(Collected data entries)

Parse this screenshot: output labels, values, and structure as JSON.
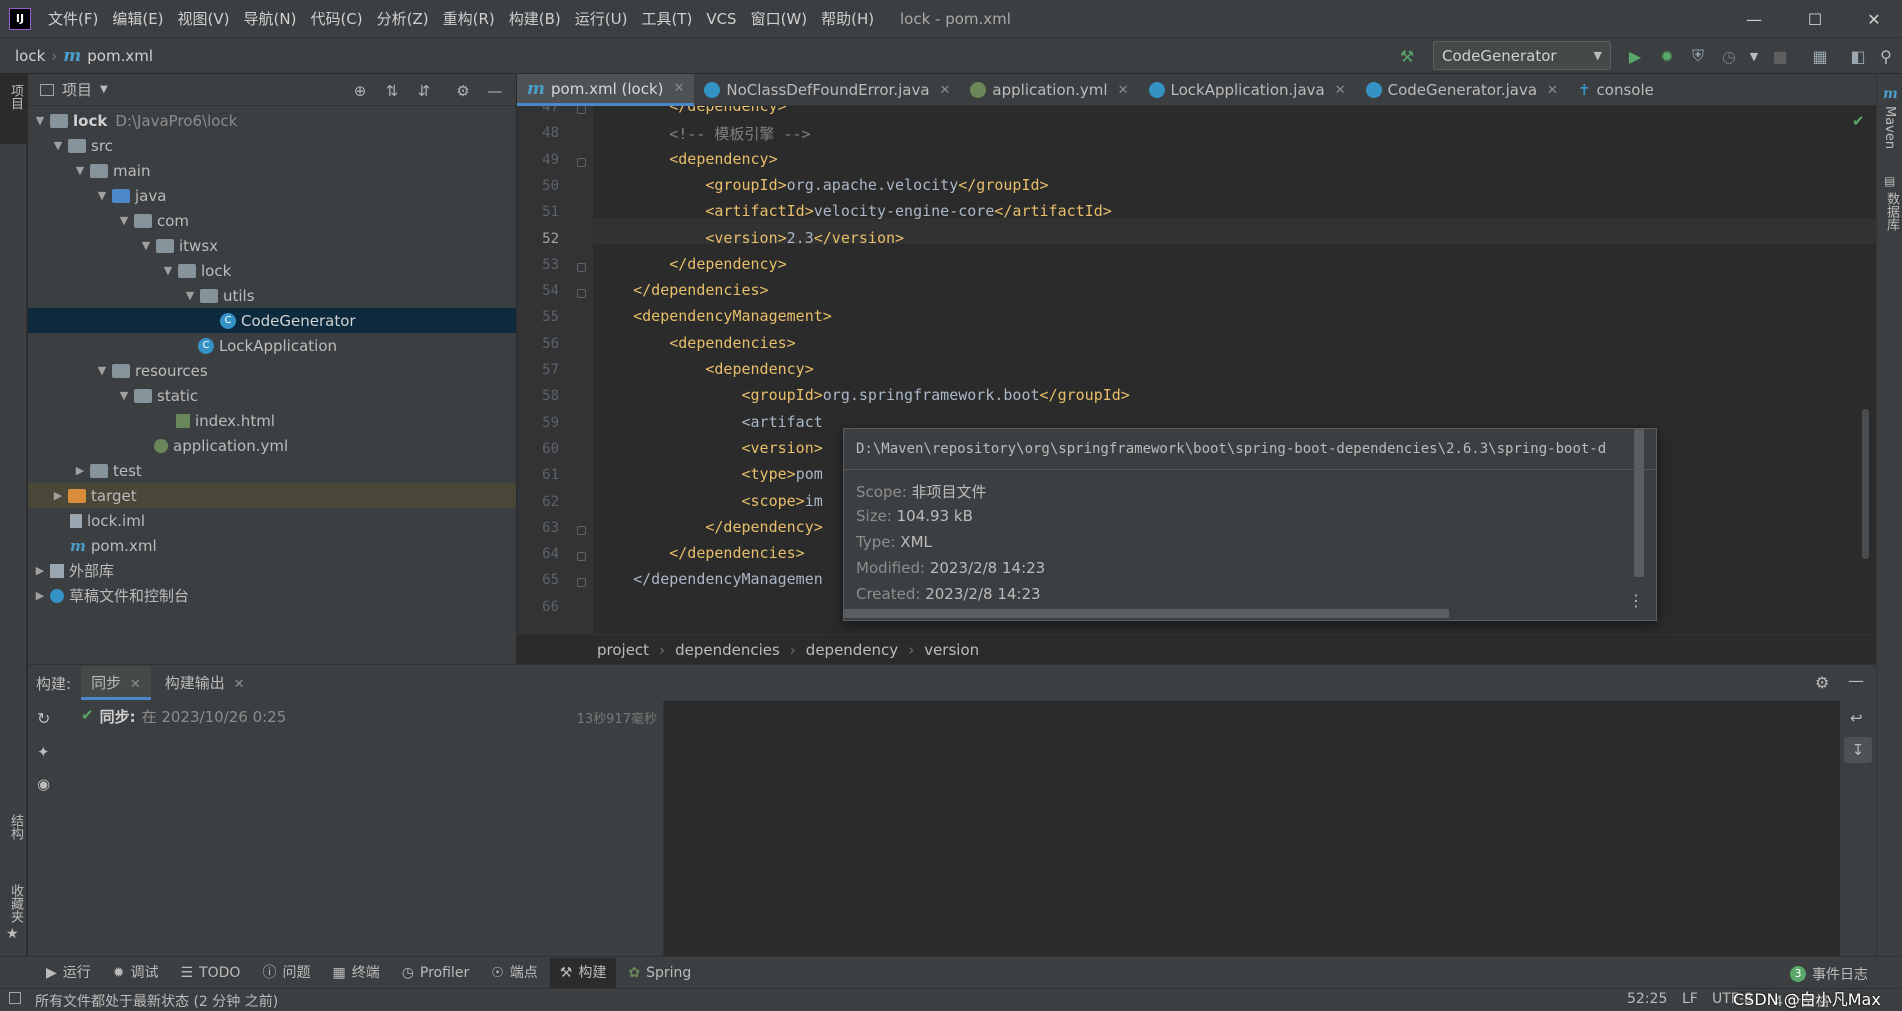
{
  "menu": [
    "文件(F)",
    "编辑(E)",
    "视图(V)",
    "导航(N)",
    "代码(C)",
    "分析(Z)",
    "重构(R)",
    "构建(B)",
    "运行(U)",
    "工具(T)",
    "VCS",
    "窗口(W)",
    "帮助(H)"
  ],
  "window_title": "lock - pom.xml",
  "app_logo": "IJ",
  "nav": {
    "project": "lock",
    "file": "pom.xml",
    "run_config": "CodeGenerator"
  },
  "left_stripe": {
    "project_label": "项目",
    "structure_label": "结构",
    "favorites_label": "收藏夹"
  },
  "right_stripe": {
    "maven_label": "Maven",
    "database_label": "数据库"
  },
  "project_panel": {
    "title": "项目",
    "tree": [
      {
        "label": "lock",
        "hint": "D:\\JavaPro6\\lock"
      },
      {
        "label": "src"
      },
      {
        "label": "main"
      },
      {
        "label": "java"
      },
      {
        "label": "com"
      },
      {
        "label": "itwsx"
      },
      {
        "label": "lock"
      },
      {
        "label": "utils"
      },
      {
        "label": "CodeGenerator"
      },
      {
        "label": "LockApplication"
      },
      {
        "label": "resources"
      },
      {
        "label": "static"
      },
      {
        "label": "index.html"
      },
      {
        "label": "application.yml"
      },
      {
        "label": "test"
      },
      {
        "label": "target"
      },
      {
        "label": "lock.iml"
      },
      {
        "label": "pom.xml"
      },
      {
        "label": "外部库"
      },
      {
        "label": "草稿文件和控制台"
      }
    ]
  },
  "editor_tabs": [
    {
      "label": "pom.xml (lock)",
      "active": true
    },
    {
      "label": "NoClassDefFoundError.java"
    },
    {
      "label": "application.yml"
    },
    {
      "label": "LockApplication.java"
    },
    {
      "label": "CodeGenerator.java"
    },
    {
      "label": "console"
    }
  ],
  "editor": {
    "current_line": 52,
    "lines": [
      {
        "n": "47",
        "text": "        </dependency>"
      },
      {
        "n": "48",
        "text": "        <!-- 模板引擎 -->"
      },
      {
        "n": "49",
        "text": "        <dependency>"
      },
      {
        "n": "50",
        "text": "            <groupId>org.apache.velocity</groupId>"
      },
      {
        "n": "51",
        "text": "            <artifactId>velocity-engine-core</artifactId>"
      },
      {
        "n": "52",
        "text": "            <version>2.3</version>"
      },
      {
        "n": "53",
        "text": "        </dependency>"
      },
      {
        "n": "54",
        "text": "    </dependencies>"
      },
      {
        "n": "55",
        "text": "    <dependencyManagement>"
      },
      {
        "n": "56",
        "text": "        <dependencies>"
      },
      {
        "n": "57",
        "text": "            <dependency>"
      },
      {
        "n": "58",
        "text": "                <groupId>org.springframework.boot</groupId>"
      },
      {
        "n": "59",
        "text": "                <artifact"
      },
      {
        "n": "60",
        "text": "                <version>"
      },
      {
        "n": "61",
        "text": "                <type>pom"
      },
      {
        "n": "62",
        "text": "                <scope>im"
      },
      {
        "n": "63",
        "text": "            </dependency>"
      },
      {
        "n": "64",
        "text": "        </dependencies>"
      },
      {
        "n": "65",
        "text": "    </dependencyManagemen"
      },
      {
        "n": "66",
        "text": ""
      }
    ]
  },
  "editor_breadcrumb": [
    "project",
    "dependencies",
    "dependency",
    "version"
  ],
  "file_popup": {
    "path": "D:\\Maven\\repository\\org\\springframework\\boot\\spring-boot-dependencies\\2.6.3\\spring-boot-d",
    "rows": [
      {
        "key": "Scope:",
        "value": "非项目文件"
      },
      {
        "key": "Size:",
        "value": "104.93 kB"
      },
      {
        "key": "Type:",
        "value": "XML"
      },
      {
        "key": "Modified:",
        "value": "2023/2/8 14:23"
      },
      {
        "key": "Created:",
        "value": "2023/2/8 14:23"
      }
    ]
  },
  "build": {
    "label": "构建:",
    "tabs": [
      "同步",
      "构建输出"
    ],
    "sync_label": "同步:",
    "sync_detail": "在 2023/10/26 0:25",
    "sync_time": "13秒917毫秒"
  },
  "tool_buttons": [
    "运行",
    "调试",
    "TODO",
    "问题",
    "终端",
    "Profiler",
    "端点",
    "构建",
    "Spring"
  ],
  "event_log": {
    "count": "3",
    "label": "事件日志"
  },
  "status": {
    "message": "所有文件都处于最新状态 (2 分钟 之前)",
    "position": "52:25",
    "line_sep": "LF",
    "encoding": "UTF-8",
    "indent": "4 个空格",
    "watermark": "CSDN @白小凡Max"
  }
}
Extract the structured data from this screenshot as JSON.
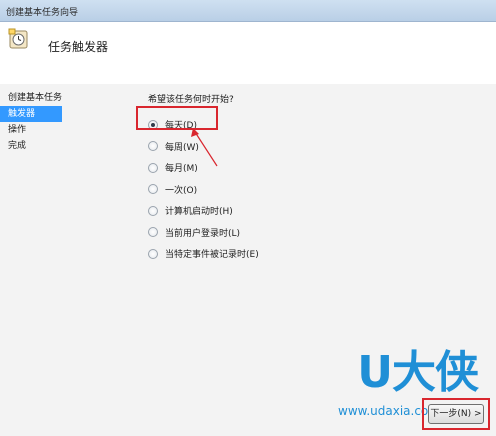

## [Short exercise]
Pull out all lines containing "version".

## [Response]
        "text": "            <version>2.3</version>"
        "text": "                <version>"
    "version"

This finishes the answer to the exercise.